GIVEN TASK: Copy each line of the records that contains the word "which".

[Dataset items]
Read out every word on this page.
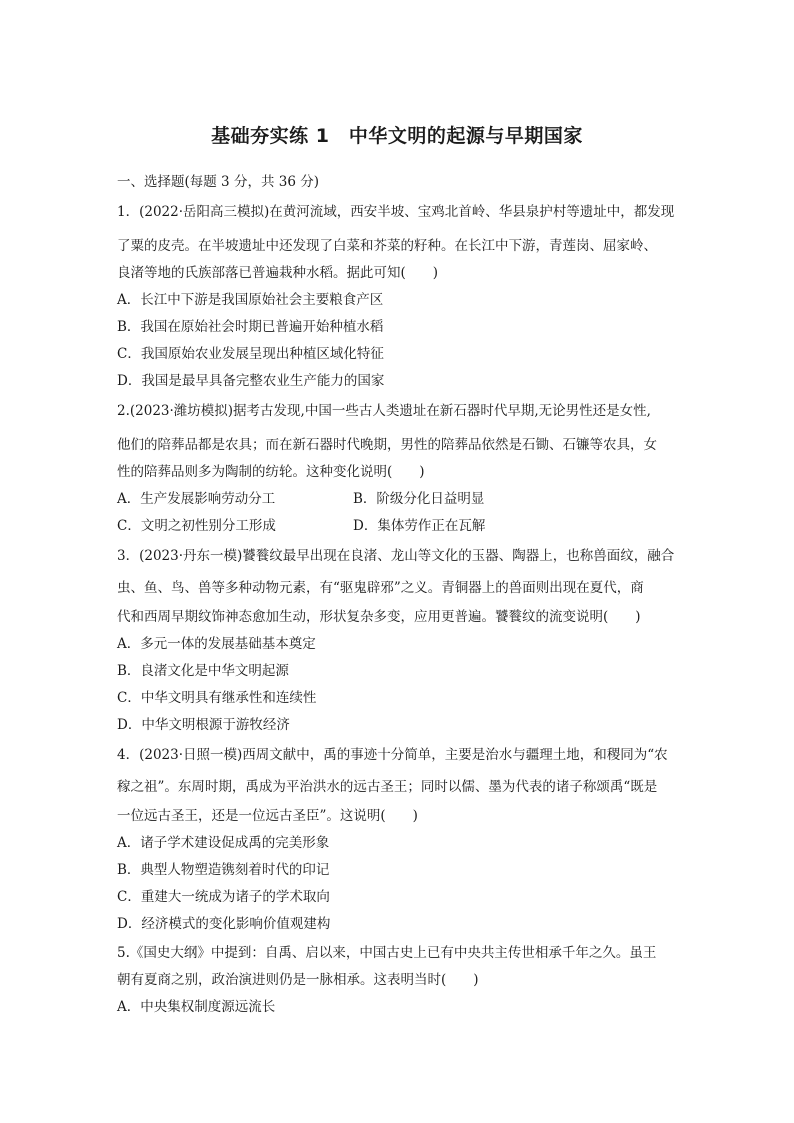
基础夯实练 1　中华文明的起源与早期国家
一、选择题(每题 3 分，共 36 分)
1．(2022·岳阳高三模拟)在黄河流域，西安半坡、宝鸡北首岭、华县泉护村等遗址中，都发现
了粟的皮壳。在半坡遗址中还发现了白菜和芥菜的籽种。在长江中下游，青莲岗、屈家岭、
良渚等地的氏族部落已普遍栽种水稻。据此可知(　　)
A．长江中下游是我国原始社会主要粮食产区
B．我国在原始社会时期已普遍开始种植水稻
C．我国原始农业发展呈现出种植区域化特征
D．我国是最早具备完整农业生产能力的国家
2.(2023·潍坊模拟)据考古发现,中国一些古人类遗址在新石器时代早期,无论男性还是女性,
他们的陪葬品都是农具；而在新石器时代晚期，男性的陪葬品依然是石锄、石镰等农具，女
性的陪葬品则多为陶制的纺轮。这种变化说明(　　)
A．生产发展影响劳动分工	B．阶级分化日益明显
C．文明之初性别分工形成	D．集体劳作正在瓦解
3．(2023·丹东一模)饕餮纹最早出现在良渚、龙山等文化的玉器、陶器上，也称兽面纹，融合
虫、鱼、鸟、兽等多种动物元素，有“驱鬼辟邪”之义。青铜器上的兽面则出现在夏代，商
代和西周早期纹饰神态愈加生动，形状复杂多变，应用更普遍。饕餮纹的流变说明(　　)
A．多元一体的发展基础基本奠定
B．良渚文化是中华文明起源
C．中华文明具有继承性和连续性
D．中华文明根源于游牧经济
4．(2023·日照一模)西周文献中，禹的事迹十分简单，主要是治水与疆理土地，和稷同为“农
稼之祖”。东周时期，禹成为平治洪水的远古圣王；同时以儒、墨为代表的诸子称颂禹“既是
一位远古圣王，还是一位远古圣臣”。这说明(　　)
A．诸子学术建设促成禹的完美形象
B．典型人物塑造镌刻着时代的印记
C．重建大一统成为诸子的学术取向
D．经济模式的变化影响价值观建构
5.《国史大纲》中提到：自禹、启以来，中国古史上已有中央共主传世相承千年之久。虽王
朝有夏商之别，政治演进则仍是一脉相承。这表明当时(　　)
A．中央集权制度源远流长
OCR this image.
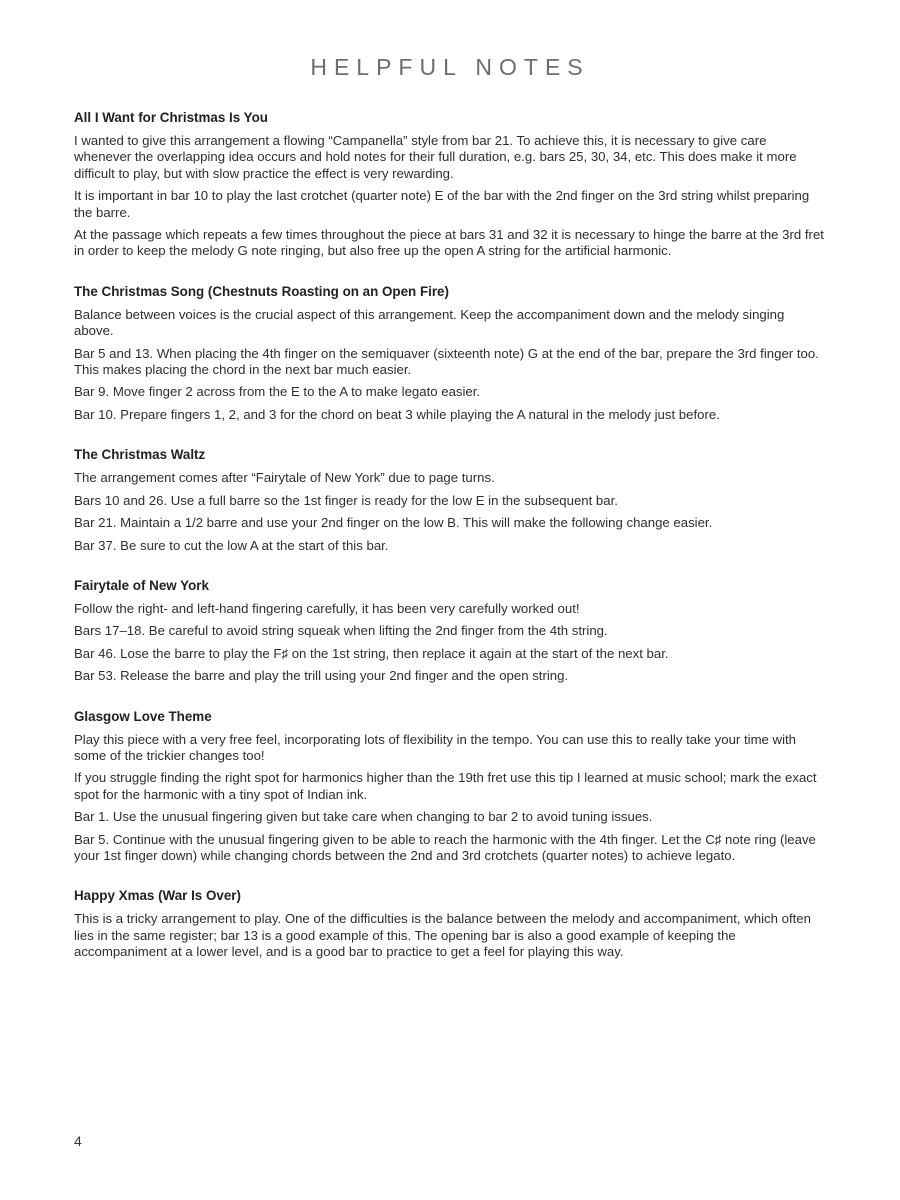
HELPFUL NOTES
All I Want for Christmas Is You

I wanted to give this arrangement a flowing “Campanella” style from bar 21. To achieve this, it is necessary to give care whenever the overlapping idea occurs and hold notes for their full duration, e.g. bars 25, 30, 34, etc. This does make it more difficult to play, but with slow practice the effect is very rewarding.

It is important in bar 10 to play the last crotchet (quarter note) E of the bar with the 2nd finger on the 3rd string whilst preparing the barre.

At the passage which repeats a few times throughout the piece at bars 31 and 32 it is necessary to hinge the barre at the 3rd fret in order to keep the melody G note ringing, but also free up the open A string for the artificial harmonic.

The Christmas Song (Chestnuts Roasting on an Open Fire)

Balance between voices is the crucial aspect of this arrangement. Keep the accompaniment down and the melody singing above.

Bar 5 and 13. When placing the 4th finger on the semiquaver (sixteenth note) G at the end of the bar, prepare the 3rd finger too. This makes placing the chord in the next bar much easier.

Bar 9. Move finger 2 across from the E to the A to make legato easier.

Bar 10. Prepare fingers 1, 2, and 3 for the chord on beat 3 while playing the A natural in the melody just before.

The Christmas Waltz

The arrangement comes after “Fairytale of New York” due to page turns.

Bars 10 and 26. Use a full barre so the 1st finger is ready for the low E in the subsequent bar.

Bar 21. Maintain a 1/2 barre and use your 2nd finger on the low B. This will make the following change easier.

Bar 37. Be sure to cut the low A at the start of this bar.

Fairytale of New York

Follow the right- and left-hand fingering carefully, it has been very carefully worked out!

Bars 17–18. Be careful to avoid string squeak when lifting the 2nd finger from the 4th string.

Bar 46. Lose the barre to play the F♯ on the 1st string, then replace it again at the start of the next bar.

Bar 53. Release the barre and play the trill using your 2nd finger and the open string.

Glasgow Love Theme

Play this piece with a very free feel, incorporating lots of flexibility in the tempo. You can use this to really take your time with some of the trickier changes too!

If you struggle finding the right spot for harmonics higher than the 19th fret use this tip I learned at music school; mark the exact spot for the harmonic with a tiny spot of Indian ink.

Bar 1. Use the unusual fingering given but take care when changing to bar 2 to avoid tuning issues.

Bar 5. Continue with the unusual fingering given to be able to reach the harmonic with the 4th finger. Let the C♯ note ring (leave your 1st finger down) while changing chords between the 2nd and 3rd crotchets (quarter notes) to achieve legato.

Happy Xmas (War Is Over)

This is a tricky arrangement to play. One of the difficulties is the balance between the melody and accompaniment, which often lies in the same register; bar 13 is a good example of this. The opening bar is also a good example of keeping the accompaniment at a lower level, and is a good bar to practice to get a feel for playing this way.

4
==
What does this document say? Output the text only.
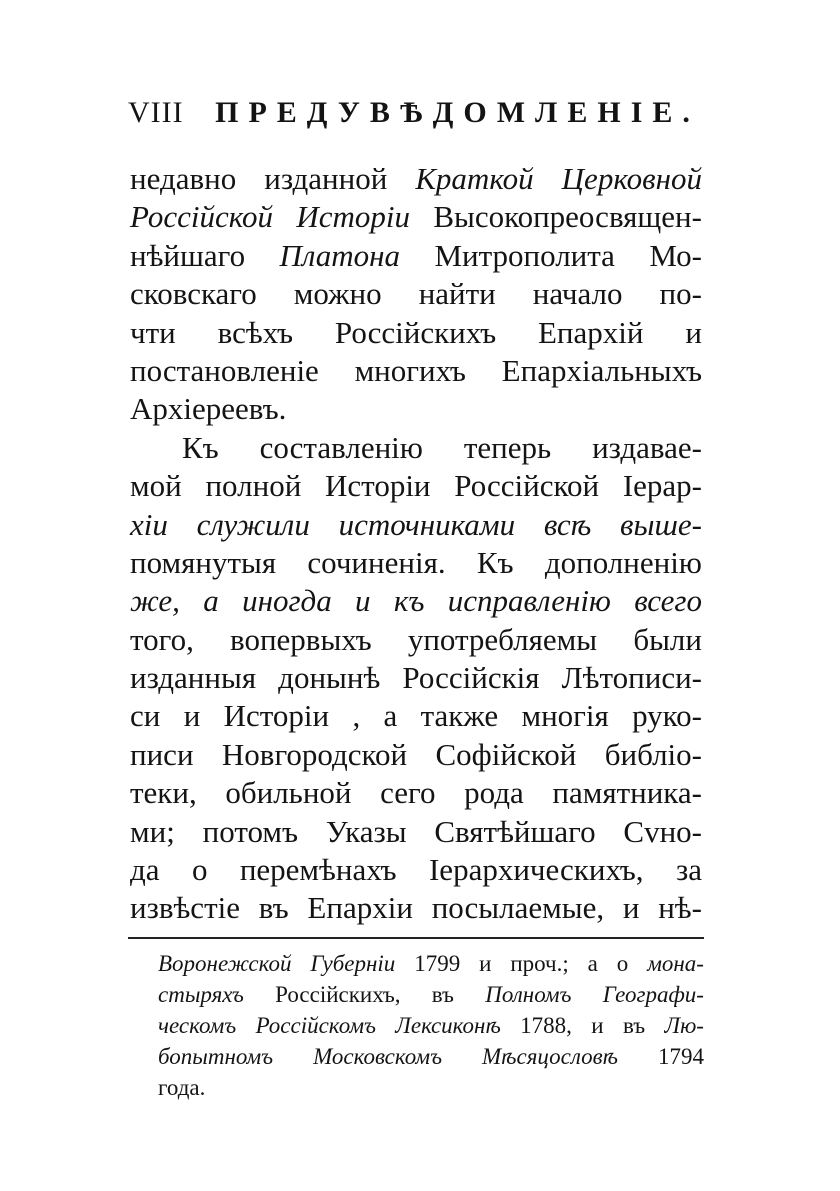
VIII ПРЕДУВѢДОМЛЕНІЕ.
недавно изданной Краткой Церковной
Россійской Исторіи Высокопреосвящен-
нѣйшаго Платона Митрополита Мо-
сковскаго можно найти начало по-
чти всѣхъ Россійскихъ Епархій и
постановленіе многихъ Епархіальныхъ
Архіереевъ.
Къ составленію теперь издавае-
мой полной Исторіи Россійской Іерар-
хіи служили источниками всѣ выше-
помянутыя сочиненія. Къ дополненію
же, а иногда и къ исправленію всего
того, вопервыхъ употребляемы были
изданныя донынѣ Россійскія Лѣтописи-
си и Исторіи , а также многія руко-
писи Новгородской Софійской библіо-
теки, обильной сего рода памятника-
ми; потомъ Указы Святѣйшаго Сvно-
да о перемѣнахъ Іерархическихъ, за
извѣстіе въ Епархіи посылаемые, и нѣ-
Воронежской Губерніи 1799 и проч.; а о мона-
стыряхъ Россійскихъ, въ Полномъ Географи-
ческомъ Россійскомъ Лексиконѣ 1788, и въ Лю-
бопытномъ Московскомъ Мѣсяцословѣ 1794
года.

TASK RESPONSE:
At the passage which repeats a few times throughout the piece at bars 31 and 32 it is necessary to hinge the barre at the 3rd fret in order to keep the melody G note ringing, but also free up the open A string for the artificial harmonic.
This is a tricky arrangement to play. One of the difficulties is the balance between the melody and accompaniment, which often lies in the same register; bar 13 is a good example of this. The opening bar is also a good example of keeping the accompaniment at a lower level, and is a good bar to practice to get a feel for playing this way.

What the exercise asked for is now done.